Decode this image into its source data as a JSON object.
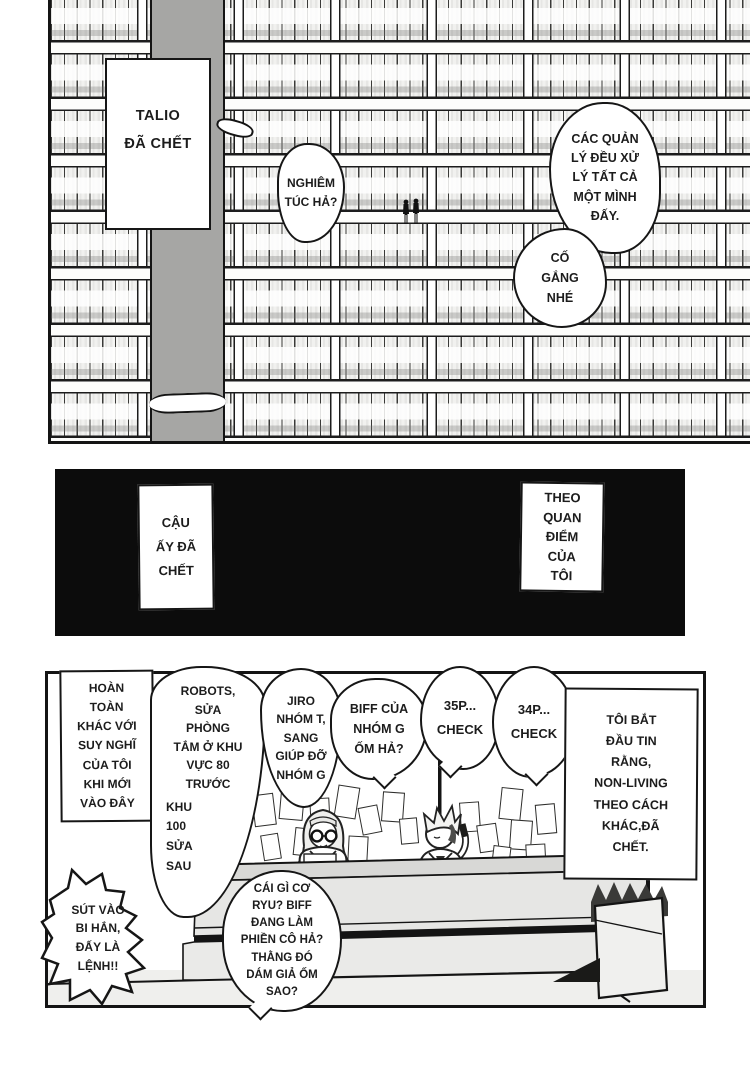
{
  "panel1": {
    "caption_talio": "TALIO\nĐÃ CHẾT",
    "bubble_nghiem_tuc": "NGHIÊM\nTÚC HẢ?",
    "bubble_cac_quan_ly": "CÁC QUẢN\nLÝ ĐỀU XỬ\nLÝ TẤT CẢ\nMỘT MÌNH\nĐẤY.",
    "bubble_co_gang": "CỐ\nGẮNG\nNHÉ"
  },
  "panel2": {
    "caption_cau_ay": "CẬU\nẤY ĐÃ\nCHẾT",
    "caption_theo_quan_diem": "THEO\nQUAN\nĐIỂM\nCỦA\nTÔI"
  },
  "panel3": {
    "caption_hoan_toan": "HOÀN\nTOÀN\nKHÁC VỚI\nSUY NGHĨ\nCỦA TÔI\nKHI MỚI\nVÀO ĐÂY",
    "bubble_robots_top": "ROBOTS,\nSỬA\nPHÒNG\nTẮM Ở KHU\nVỰC 80\nTRƯỚC",
    "bubble_robots_bottom": "KHU\n100\nSỬA\nSAU",
    "bubble_jiro": "JIRO\nNHÓM T,\nSANG\nGIÚP ĐỠ\nNHÓM G",
    "bubble_biff": "BIFF CỦA\nNHÓM G\nỐM HẢ?",
    "bubble_35p": "35P...\nCHECK",
    "bubble_34p": "34P...\nCHECK",
    "caption_toi_bat_dau": "TÔI BẮT\nĐẦU TIN\nRẰNG,\nNON-LIVING\nTHEO CÁCH\nKHÁC,ĐÃ\nCHẾT.",
    "bubble_sut_vao": "SÚT VÀO\nBI HẮN,\nĐẤY LÀ\nLỆNH!!",
    "bubble_cai_gi": "CÁI GÌ CƠ\nRYU? BIFF\nĐANG LÀM\nPHIỀN CÔ HẢ?\nTHẰNG ĐÓ\nDÁM GIẢ ỐM\nSAO?"
  },
  "colors": {
    "ink": "#141414",
    "pillar_gray": "#a6a6a4",
    "black_panel": "#0c0c0c",
    "desk_gray": "#e6e6e4",
    "floor_gray": "#efefed"
  }
}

^^^^^^^^^^^^^^^^

→ TASK TO CARRY OUT
Every entry should be returned exactly as written, minus the pictures.

→ RESULT FOR THIS TASK
Decode this image into its source data as a JSON object.
{
  "panel1": {
    "caption_talio": "TALIO\nĐÃ CHẾT",
    "bubble_nghiem_tuc": "NGHIÊM\nTÚC HẢ?",
    "bubble_cac_quan_ly": "CÁC QUẢN\nLÝ ĐỀU XỬ\nLÝ TẤT CẢ\nMỘT MÌNH\nĐẤY.",
    "bubble_co_gang": "CỐ\nGẮNG\nNHÉ"
  },
  "panel2": {
    "caption_cau_ay": "CẬU\nẤY ĐÃ\nCHẾT",
    "caption_theo_quan_diem": "THEO\nQUAN\nĐIỂM\nCỦA\nTÔI"
  },
  "panel3": {
    "caption_hoan_toan": "HOÀN\nTOÀN\nKHÁC VỚI\nSUY NGHĨ\nCỦA TÔI\nKHI MỚI\nVÀO ĐÂY",
    "bubble_robots_top": "ROBOTS,\nSỬA\nPHÒNG\nTẮM Ở KHU\nVỰC 80\nTRƯỚC",
    "bubble_robots_bottom": "KHU\n100\nSỬA\nSAU",
    "bubble_jiro": "JIRO\nNHÓM T,\nSANG\nGIÚP ĐỠ\nNHÓM G",
    "bubble_biff": "BIFF CỦA\nNHÓM G\nỐM HẢ?",
    "bubble_35p": "35P...\nCHECK",
    "bubble_34p": "34P...\nCHECK",
    "caption_toi_bat_dau": "TÔI BẮT\nĐẦU TIN\nRẰNG,\nNON-LIVING\nTHEO CÁCH\nKHÁC,ĐÃ\nCHẾT.",
    "bubble_sut_vao": "SÚT VÀO\nBI HẮN,\nĐẤY LÀ\nLỆNH!!",
    "bubble_cai_gi": "CÁI GÌ CƠ\nRYU? BIFF\nĐANG LÀM\nPHIỀN CÔ HẢ?\nTHẰNG ĐÓ\nDÁM GIẢ ỐM\nSAO?"
  },
  "colors": {
    "ink": "#141414",
    "pillar_gray": "#a6a6a4",
    "black_panel": "#0c0c0c",
    "desk_gray": "#e6e6e4",
    "floor_gray": "#efefed"
  }
}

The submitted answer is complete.